### GIVEN PROBLEM:
Each entry must appear again exactly as it does in the source.

### Dataset entries on figures:
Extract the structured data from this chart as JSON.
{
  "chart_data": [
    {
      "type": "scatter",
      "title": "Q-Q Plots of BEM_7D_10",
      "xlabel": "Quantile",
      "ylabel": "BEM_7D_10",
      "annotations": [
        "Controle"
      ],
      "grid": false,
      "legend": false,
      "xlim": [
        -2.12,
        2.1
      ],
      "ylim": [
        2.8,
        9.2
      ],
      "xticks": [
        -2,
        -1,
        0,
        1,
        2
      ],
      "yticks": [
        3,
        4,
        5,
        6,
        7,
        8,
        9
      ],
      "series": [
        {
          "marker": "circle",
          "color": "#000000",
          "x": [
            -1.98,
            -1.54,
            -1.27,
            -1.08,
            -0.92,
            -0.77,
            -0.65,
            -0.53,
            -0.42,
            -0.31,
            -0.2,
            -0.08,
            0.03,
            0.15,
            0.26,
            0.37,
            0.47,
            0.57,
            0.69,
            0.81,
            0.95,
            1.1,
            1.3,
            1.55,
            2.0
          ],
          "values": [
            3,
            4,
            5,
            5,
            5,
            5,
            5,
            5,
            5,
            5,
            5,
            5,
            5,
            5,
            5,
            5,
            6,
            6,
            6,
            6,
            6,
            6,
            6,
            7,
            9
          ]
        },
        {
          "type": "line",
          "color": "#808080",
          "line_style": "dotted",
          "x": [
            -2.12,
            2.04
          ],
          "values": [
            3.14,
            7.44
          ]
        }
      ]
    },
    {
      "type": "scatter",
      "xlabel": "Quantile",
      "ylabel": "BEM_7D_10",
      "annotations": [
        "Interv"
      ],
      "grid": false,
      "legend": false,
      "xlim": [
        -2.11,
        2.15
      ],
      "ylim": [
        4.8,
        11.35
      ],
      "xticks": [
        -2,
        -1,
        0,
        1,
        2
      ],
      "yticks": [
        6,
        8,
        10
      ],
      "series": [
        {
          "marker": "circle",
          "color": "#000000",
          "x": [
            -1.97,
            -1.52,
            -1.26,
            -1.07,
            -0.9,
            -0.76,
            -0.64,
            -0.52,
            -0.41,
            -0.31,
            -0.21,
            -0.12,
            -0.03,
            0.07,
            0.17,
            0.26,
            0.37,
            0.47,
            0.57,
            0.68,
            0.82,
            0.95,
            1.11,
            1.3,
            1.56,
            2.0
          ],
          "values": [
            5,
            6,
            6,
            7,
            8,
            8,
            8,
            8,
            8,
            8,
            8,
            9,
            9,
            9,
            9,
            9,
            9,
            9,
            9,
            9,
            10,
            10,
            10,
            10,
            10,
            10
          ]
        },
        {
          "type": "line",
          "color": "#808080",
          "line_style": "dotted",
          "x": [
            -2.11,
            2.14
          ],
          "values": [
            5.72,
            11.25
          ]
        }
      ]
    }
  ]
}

### FINISHED TASK:
Extract the structured data from this chart as JSON.
{
  "chart_data": [
    {
      "type": "scatter",
      "title": "Q-Q Plots of BEM_7D_10",
      "xlabel": "Quantile",
      "ylabel": "BEM_7D_10",
      "annotations": [
        "Controle"
      ],
      "grid": false,
      "legend": false,
      "xlim": [
        -2.12,
        2.1
      ],
      "ylim": [
        2.8,
        9.2
      ],
      "xticks": [
        -2,
        -1,
        0,
        1,
        2
      ],
      "yticks": [
        3,
        4,
        5,
        6,
        7,
        8,
        9
      ],
      "series": [
        {
          "marker": "circle",
          "color": "#000000",
          "x": [
            -1.98,
            -1.54,
            -1.27,
            -1.08,
            -0.92,
            -0.77,
            -0.65,
            -0.53,
            -0.42,
            -0.31,
            -0.2,
            -0.08,
            0.03,
            0.15,
            0.26,
            0.37,
            0.47,
            0.57,
            0.69,
            0.81,
            0.95,
            1.1,
            1.3,
            1.55,
            2.0
          ],
          "values": [
            3,
            4,
            5,
            5,
            5,
            5,
            5,
            5,
            5,
            5,
            5,
            5,
            5,
            5,
            5,
            5,
            6,
            6,
            6,
            6,
            6,
            6,
            6,
            7,
            9
          ]
        },
        {
          "type": "line",
          "color": "#808080",
          "line_style": "dotted",
          "x": [
            -2.12,
            2.04
          ],
          "values": [
            3.14,
            7.44
          ]
        }
      ]
    },
    {
      "type": "scatter",
      "xlabel": "Quantile",
      "ylabel": "BEM_7D_10",
      "annotations": [
        "Interv"
      ],
      "grid": false,
      "legend": false,
      "xlim": [
        -2.11,
        2.15
      ],
      "ylim": [
        4.8,
        11.35
      ],
      "xticks": [
        -2,
        -1,
        0,
        1,
        2
      ],
      "yticks": [
        6,
        8,
        10
      ],
      "series": [
        {
          "marker": "circle",
          "color": "#000000",
          "x": [
            -1.97,
            -1.52,
            -1.26,
            -1.07,
            -0.9,
            -0.76,
            -0.64,
            -0.52,
            -0.41,
            -0.31,
            -0.21,
            -0.12,
            -0.03,
            0.07,
            0.17,
            0.26,
            0.37,
            0.47,
            0.57,
            0.68,
            0.82,
            0.95,
            1.11,
            1.3,
            1.56,
            2.0
          ],
          "values": [
            5,
            6,
            6,
            7,
            8,
            8,
            8,
            8,
            8,
            8,
            8,
            9,
            9,
            9,
            9,
            9,
            9,
            9,
            9,
            9,
            10,
            10,
            10,
            10,
            10,
            10
          ]
        },
        {
          "type": "line",
          "color": "#808080",
          "line_style": "dotted",
          "x": [
            -2.11,
            2.14
          ],
          "values": [
            5.72,
            11.25
          ]
        }
      ]
    }
  ]
}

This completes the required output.